(Stored entries)
====
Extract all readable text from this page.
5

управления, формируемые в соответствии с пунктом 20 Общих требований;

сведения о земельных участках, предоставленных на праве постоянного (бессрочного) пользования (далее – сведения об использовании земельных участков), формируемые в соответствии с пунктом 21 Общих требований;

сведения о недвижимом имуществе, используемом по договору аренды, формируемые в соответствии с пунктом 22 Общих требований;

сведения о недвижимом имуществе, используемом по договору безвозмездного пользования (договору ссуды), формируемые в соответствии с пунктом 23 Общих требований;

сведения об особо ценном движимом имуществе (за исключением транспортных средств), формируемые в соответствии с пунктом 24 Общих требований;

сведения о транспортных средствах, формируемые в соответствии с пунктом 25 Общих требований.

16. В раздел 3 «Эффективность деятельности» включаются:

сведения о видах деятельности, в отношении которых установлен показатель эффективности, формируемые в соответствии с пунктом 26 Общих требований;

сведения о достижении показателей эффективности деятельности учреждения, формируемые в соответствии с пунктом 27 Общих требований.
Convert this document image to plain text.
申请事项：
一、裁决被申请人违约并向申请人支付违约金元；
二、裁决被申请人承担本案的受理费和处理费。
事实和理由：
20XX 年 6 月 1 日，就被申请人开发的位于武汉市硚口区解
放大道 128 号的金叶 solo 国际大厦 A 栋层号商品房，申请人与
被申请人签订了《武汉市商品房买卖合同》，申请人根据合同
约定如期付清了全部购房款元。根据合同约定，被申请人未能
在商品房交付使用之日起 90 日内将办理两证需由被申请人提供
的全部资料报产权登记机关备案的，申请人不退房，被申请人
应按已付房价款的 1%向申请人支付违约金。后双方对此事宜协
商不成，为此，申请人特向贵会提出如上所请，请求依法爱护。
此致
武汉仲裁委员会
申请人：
====
SET PROBLEM >>
Through the last line of the entries above, beginning at the line containing "Convert this document image to plain text.", transcribe each line exactly, both ends included and nothing more.

WRITTEN ANSWER >>
Convert this document image to plain text.
申请事项：
一、裁决被申请人违约并向申请人支付违约金元；
二、裁决被申请人承担本案的受理费和处理费。
事实和理由：
20XX 年 6 月 1 日，就被申请人开发的位于武汉市硚口区解
放大道 128 号的金叶 solo 国际大厦 A 栋层号商品房，申请人与
被申请人签订了《武汉市商品房买卖合同》，申请人根据合同
约定如期付清了全部购房款元。根据合同约定，被申请人未能
在商品房交付使用之日起 90 日内将办理两证需由被申请人提供
的全部资料报产权登记机关备案的，申请人不退房，被申请人
应按已付房价款的 1%向申请人支付违约金。后双方对此事宜协
商不成，为此，申请人特向贵会提出如上所请，请求依法爱护。
此致
武汉仲裁委员会
申请人：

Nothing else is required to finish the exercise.